-- Start --

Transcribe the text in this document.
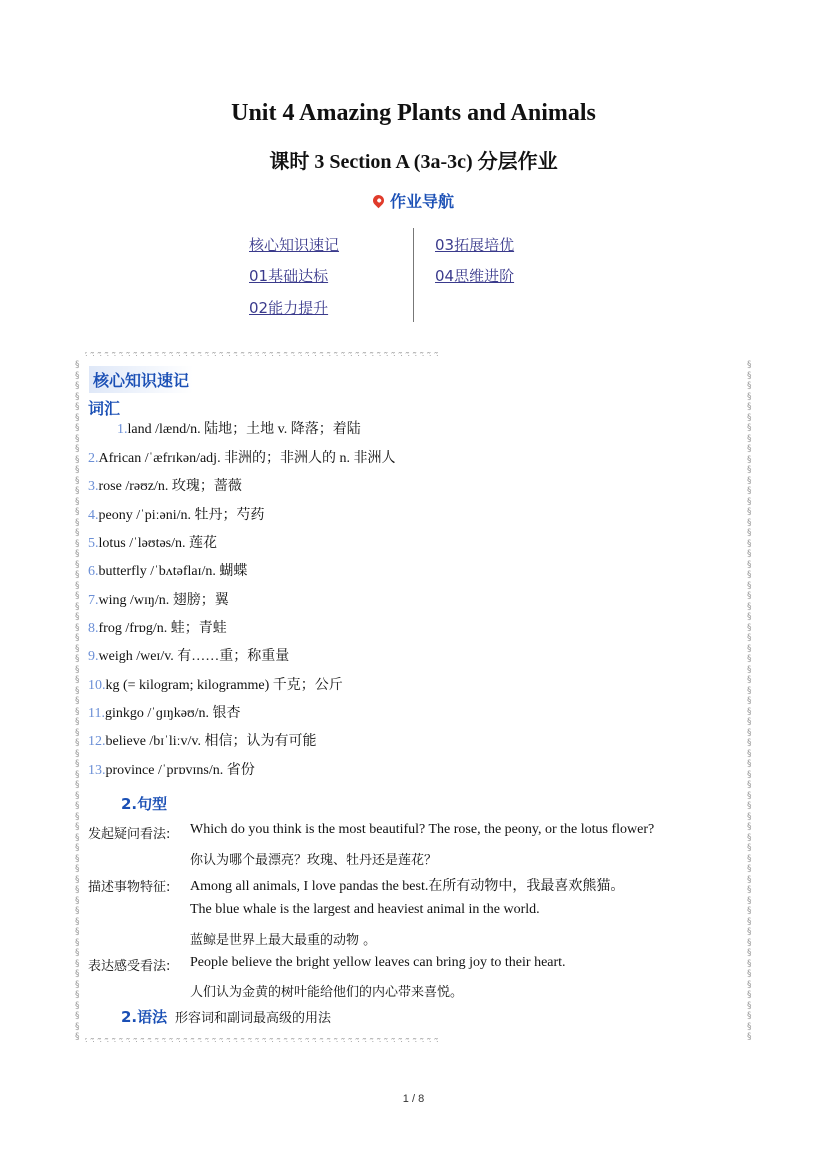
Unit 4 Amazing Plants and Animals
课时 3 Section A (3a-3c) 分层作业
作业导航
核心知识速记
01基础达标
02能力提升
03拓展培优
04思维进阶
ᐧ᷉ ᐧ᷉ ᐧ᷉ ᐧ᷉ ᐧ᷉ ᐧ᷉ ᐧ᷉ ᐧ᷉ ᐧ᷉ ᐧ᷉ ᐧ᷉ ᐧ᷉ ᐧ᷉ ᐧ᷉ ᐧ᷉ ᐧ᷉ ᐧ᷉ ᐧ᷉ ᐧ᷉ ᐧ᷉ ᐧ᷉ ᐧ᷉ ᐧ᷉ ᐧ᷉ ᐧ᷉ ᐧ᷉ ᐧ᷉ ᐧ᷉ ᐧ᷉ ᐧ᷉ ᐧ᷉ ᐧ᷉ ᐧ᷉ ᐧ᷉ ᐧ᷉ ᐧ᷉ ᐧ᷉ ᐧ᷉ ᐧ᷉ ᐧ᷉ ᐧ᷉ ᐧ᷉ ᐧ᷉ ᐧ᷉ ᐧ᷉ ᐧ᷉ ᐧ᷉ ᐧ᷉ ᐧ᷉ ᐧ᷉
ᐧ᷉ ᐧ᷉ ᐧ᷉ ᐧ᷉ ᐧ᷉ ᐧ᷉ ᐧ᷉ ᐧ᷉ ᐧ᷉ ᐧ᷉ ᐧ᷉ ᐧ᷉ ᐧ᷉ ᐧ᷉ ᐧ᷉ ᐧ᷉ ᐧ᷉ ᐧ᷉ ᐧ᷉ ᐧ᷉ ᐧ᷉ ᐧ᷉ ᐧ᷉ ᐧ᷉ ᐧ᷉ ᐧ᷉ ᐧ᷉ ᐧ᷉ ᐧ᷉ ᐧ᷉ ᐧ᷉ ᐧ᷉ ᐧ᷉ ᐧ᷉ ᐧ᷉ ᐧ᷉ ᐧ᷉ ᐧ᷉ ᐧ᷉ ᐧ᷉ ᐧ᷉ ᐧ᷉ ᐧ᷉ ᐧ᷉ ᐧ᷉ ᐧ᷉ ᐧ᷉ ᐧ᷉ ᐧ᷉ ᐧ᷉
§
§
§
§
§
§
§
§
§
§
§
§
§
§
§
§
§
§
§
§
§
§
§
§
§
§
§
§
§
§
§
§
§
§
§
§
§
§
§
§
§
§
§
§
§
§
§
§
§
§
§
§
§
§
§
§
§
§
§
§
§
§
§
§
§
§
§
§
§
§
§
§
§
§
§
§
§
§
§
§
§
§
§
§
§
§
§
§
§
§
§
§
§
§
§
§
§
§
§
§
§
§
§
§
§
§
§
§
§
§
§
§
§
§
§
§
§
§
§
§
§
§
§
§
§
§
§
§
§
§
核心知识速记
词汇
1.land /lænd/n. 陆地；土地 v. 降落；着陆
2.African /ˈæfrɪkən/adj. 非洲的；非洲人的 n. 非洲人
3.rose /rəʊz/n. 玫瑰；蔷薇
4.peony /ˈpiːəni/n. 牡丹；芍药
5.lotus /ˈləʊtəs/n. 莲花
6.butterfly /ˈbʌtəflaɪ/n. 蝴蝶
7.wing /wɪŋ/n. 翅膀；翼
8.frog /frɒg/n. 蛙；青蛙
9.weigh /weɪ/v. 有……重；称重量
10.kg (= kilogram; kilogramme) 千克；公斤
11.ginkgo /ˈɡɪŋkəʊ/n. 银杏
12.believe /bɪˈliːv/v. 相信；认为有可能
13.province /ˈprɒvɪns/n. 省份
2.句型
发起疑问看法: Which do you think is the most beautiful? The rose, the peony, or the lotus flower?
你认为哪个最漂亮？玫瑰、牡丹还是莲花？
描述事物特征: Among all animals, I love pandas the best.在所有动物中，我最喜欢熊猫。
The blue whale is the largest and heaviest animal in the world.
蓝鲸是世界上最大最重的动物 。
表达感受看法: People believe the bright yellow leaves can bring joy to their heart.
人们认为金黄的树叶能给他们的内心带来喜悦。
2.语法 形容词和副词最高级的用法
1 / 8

-- End --
-- Start --

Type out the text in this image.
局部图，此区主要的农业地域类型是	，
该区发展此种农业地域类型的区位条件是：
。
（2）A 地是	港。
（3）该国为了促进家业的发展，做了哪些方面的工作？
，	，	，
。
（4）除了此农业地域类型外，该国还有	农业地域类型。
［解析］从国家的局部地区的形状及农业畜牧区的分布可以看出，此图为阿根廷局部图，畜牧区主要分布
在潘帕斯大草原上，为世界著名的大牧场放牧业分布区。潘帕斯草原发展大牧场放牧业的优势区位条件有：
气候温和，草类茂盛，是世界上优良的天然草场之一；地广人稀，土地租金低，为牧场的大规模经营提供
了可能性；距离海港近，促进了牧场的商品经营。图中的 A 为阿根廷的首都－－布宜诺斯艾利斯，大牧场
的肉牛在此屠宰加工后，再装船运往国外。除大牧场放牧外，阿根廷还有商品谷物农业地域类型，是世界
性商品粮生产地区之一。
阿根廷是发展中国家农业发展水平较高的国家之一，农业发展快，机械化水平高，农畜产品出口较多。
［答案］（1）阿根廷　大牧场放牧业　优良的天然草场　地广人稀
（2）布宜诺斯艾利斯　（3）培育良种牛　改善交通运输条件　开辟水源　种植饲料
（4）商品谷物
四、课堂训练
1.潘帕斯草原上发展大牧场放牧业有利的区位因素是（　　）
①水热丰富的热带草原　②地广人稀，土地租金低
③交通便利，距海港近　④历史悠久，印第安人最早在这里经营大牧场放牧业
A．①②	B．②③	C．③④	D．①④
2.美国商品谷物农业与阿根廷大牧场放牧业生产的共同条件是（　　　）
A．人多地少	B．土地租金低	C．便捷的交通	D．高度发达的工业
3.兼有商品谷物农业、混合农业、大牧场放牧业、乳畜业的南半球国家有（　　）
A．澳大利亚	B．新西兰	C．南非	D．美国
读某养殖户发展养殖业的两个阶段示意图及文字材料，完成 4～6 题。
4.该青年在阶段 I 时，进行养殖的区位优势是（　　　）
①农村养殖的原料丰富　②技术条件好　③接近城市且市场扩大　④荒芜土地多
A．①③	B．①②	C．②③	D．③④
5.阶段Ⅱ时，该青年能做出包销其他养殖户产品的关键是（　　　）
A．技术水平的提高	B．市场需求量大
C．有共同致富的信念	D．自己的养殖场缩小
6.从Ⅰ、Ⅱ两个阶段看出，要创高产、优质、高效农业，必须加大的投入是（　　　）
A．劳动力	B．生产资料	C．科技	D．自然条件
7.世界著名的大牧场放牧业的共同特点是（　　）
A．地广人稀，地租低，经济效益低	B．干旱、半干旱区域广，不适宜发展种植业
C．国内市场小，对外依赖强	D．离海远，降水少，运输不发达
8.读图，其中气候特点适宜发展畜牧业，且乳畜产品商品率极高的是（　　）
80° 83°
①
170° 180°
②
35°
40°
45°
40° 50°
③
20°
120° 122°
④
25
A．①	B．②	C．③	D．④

-- End --
-- Start --

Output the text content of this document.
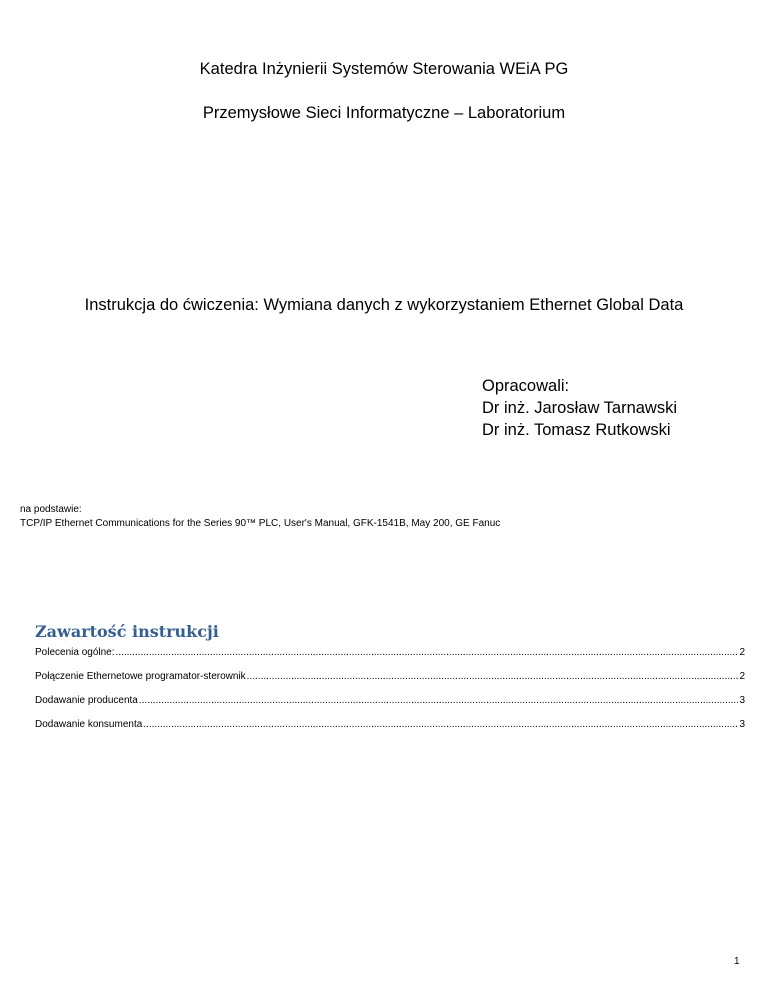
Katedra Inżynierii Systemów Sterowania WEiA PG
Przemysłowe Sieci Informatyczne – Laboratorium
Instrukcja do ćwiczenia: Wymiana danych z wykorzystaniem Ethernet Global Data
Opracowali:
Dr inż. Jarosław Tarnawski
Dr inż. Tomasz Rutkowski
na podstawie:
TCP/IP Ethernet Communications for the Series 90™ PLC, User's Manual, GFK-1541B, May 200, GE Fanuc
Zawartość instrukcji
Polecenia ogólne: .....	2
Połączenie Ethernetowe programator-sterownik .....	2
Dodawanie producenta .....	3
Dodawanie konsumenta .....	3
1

-- End --

DESCRIPTION OF THE TASK: Return all lines of the material above in which the word "lotus" occurs.

EXPECTED ANSWER:
5.lotus /ˈləʊtəs/n. 莲花
发起疑问看法: Which do you think is the most beautiful? The rose, the peony, or the lotus flower?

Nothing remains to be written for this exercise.